(Records from a collection)
## Begin

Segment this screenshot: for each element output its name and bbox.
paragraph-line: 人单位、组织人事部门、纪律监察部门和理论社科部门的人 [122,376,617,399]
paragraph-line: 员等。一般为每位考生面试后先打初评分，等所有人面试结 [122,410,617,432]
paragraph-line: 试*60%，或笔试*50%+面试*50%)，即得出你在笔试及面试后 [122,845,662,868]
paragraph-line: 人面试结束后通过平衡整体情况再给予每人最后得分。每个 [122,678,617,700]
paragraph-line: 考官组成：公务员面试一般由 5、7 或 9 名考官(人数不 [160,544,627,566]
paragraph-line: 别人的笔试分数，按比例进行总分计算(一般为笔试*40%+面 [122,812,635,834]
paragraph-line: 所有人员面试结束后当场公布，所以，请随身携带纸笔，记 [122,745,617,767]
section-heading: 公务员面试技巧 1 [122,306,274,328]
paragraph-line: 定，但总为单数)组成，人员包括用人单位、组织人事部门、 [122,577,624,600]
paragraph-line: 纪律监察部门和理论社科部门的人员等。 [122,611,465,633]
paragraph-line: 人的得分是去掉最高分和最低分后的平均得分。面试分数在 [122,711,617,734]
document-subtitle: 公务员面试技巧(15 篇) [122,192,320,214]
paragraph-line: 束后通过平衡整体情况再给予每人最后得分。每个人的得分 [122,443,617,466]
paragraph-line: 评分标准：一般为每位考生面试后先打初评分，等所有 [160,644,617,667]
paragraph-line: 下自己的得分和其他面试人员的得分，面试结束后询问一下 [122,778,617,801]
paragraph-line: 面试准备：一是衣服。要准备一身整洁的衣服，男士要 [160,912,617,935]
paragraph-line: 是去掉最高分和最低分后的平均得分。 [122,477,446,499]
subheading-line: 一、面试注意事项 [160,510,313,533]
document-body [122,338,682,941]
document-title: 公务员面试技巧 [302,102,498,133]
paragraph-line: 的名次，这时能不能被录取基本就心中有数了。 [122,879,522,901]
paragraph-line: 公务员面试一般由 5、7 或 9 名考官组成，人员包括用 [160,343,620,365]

## End

YOUR OBJECTIVE: Return the lines of the records starting at the first line and ending at the line that contains "paragraph-line: 人面试结束后通过平衡整体情况再给予每人最后得分。每个 [122,678,617,700]", reproducing them unchanged.

SOLUTION TO THIS EXERCISE:
Segment this screenshot: for each element output its name and bbox.
paragraph-line: 人单位、组织人事部门、纪律监察部门和理论社科部门的人 [122,376,617,399]
paragraph-line: 员等。一般为每位考生面试后先打初评分，等所有人面试结 [122,410,617,432]
paragraph-line: 试*60%，或笔试*50%+面试*50%)，即得出你在笔试及面试后 [122,845,662,868]
paragraph-line: 人面试结束后通过平衡整体情况再给予每人最后得分。每个 [122,678,617,700]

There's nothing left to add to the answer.